(Data items)
_____

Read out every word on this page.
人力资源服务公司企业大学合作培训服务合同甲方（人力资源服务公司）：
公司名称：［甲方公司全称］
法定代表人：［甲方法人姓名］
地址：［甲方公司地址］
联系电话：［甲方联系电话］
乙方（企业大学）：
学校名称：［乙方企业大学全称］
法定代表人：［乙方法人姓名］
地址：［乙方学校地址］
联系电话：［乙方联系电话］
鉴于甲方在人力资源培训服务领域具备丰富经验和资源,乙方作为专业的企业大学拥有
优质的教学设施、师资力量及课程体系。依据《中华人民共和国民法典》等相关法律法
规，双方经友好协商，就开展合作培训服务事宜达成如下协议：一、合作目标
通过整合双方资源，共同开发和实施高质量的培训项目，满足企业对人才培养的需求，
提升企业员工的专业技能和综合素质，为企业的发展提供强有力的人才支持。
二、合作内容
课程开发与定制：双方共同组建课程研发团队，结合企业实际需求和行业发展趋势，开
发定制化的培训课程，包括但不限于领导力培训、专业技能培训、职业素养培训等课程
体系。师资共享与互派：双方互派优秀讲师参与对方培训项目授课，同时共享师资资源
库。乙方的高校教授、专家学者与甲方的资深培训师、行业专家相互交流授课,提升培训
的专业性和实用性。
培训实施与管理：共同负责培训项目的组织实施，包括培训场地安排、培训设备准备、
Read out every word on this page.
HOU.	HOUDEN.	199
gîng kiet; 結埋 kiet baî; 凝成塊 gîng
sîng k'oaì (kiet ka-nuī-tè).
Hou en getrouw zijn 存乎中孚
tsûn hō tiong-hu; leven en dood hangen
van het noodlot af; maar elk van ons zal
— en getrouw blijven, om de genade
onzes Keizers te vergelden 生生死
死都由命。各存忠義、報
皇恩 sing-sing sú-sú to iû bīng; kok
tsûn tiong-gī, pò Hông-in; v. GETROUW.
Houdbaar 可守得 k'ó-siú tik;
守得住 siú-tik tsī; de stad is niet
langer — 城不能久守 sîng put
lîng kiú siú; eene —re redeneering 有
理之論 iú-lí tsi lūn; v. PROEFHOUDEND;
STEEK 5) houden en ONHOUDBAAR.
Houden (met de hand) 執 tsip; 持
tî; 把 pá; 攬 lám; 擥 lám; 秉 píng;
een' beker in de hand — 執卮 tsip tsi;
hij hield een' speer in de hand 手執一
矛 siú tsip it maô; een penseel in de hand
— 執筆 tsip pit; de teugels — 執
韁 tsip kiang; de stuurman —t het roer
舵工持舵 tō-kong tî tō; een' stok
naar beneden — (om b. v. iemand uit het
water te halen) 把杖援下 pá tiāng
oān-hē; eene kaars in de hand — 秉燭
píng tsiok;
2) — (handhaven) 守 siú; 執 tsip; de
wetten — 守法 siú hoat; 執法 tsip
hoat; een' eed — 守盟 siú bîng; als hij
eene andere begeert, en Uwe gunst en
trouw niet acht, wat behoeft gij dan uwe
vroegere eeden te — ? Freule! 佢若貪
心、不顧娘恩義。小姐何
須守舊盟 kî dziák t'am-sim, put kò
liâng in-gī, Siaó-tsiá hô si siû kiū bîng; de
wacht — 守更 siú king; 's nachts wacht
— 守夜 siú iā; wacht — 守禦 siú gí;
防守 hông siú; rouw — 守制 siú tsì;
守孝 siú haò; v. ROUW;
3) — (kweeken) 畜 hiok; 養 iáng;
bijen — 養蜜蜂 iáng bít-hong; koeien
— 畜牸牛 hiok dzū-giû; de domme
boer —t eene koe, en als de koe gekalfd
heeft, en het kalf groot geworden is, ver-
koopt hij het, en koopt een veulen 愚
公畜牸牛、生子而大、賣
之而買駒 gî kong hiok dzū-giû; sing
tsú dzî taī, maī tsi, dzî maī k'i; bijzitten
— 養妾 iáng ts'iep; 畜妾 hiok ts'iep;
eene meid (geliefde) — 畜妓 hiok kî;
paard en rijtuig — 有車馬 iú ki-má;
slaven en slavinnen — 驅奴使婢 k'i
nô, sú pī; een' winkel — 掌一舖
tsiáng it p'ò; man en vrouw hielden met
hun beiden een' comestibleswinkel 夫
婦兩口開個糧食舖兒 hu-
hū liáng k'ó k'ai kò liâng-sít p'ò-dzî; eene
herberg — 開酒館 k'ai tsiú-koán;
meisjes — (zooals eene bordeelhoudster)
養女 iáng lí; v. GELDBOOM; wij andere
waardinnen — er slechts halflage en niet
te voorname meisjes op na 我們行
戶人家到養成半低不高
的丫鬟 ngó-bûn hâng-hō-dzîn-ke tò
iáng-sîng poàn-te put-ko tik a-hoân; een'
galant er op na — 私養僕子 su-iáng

_____

AIM
Extract the full listing and reproduce each line exactly.

CORRECT OUTPUT
Read out every word on this page.
人力资源服务公司企业大学合作培训服务合同甲方（人力资源服务公司）：
公司名称：［甲方公司全称］
法定代表人：［甲方法人姓名］
地址：［甲方公司地址］
联系电话：［甲方联系电话］
乙方（企业大学）：
学校名称：［乙方企业大学全称］
法定代表人：［乙方法人姓名］
地址：［乙方学校地址］
联系电话：［乙方联系电话］
鉴于甲方在人力资源培训服务领域具备丰富经验和资源,乙方作为专业的企业大学拥有
优质的教学设施、师资力量及课程体系。依据《中华人民共和国民法典》等相关法律法
规，双方经友好协商，就开展合作培训服务事宜达成如下协议：一、合作目标
通过整合双方资源，共同开发和实施高质量的培训项目，满足企业对人才培养的需求，
提升企业员工的专业技能和综合素质，为企业的发展提供强有力的人才支持。
二、合作内容
课程开发与定制：双方共同组建课程研发团队，结合企业实际需求和行业发展趋势，开
发定制化的培训课程，包括但不限于领导力培训、专业技能培训、职业素养培训等课程
体系。师资共享与互派：双方互派优秀讲师参与对方培训项目授课，同时共享师资资源
库。乙方的高校教授、专家学者与甲方的资深培训师、行业专家相互交流授课,提升培训
的专业性和实用性。
培训实施与管理：共同负责培训项目的组织实施，包括培训场地安排、培训设备准备、
Read out every word on this page.
HOU.	HOUDEN.	199
gîng kiet; 結埋 kiet baî; 凝成塊 gîng
sîng k'oaì (kiet ka-nuī-tè).
Hou en getrouw zijn 存乎中孚
tsûn hō tiong-hu; leven en dood hangen
van het noodlot af; maar elk van ons zal
— en getrouw blijven, om de genade
onzes Keizers te vergelden 生生死
死都由命。各存忠義、報
皇恩 sing-sing sú-sú to iû bīng; kok
tsûn tiong-gī, pò Hông-in; v. GETROUW.
Houdbaar 可守得 k'ó-siú tik;
守得住 siú-tik tsī; de stad is niet
langer — 城不能久守 sîng put
lîng kiú siú; eene —re redeneering 有
理之論 iú-lí tsi lūn; v. PROEFHOUDEND;
STEEK 5) houden en ONHOUDBAAR.
Houden (met de hand) 執 tsip; 持
tî; 把 pá; 攬 lám; 擥 lám; 秉 píng;
een' beker in de hand — 執卮 tsip tsi;
hij hield een' speer in de hand 手執一
矛 siú tsip it maô; een penseel in de hand
— 執筆 tsip pit; de teugels — 執
韁 tsip kiang; de stuurman —t het roer
舵工持舵 tō-kong tî tō; een' stok
naar beneden — (om b. v. iemand uit het
water te halen) 把杖援下 pá tiāng
oān-hē; eene kaars in de hand — 秉燭
píng tsiok;
2) — (handhaven) 守 siú; 執 tsip; de
wetten — 守法 siú hoat; 執法 tsip
hoat; een' eed — 守盟 siú bîng; als hij
eene andere begeert, en Uwe gunst en
trouw niet acht, wat behoeft gij dan uwe
vroegere eeden te — ? Freule! 佢若貪
心、不顧娘恩義。小姐何
須守舊盟 kî dziák t'am-sim, put kò
liâng in-gī, Siaó-tsiá hô si siû kiū bîng; de
wacht — 守更 siú king; 's nachts wacht
— 守夜 siú iā; wacht — 守禦 siú gí;
防守 hông siú; rouw — 守制 siú tsì;
守孝 siú haò; v. ROUW;
3) — (kweeken) 畜 hiok; 養 iáng;
bijen — 養蜜蜂 iáng bít-hong; koeien
— 畜牸牛 hiok dzū-giû; de domme
boer —t eene koe, en als de koe gekalfd
heeft, en het kalf groot geworden is, ver-
koopt hij het, en koopt een veulen 愚
公畜牸牛、生子而大、賣
之而買駒 gî kong hiok dzū-giû; sing
tsú dzî taī, maī tsi, dzî maī k'i; bijzitten
— 養妾 iáng ts'iep; 畜妾 hiok ts'iep;
eene meid (geliefde) — 畜妓 hiok kî;
paard en rijtuig — 有車馬 iú ki-má;
slaven en slavinnen — 驅奴使婢 k'i
nô, sú pī; een' winkel — 掌一舖
tsiáng it p'ò; man en vrouw hielden met
hun beiden een' comestibleswinkel 夫
婦兩口開個糧食舖兒 hu-
hū liáng k'ó k'ai kò liâng-sít p'ò-dzî; eene
herberg — 開酒館 k'ai tsiú-koán;
meisjes — (zooals eene bordeelhoudster)
養女 iáng lí; v. GELDBOOM; wij andere
waardinnen — er slechts halflage en niet
te voorname meisjes op na 我們行
戶人家到養成半低不高
的丫鬟 ngó-bûn hâng-hō-dzîn-ke tò
iáng-sîng poàn-te put-ko tik a-hoân; een'
galant er op na — 私養僕子 su-iáng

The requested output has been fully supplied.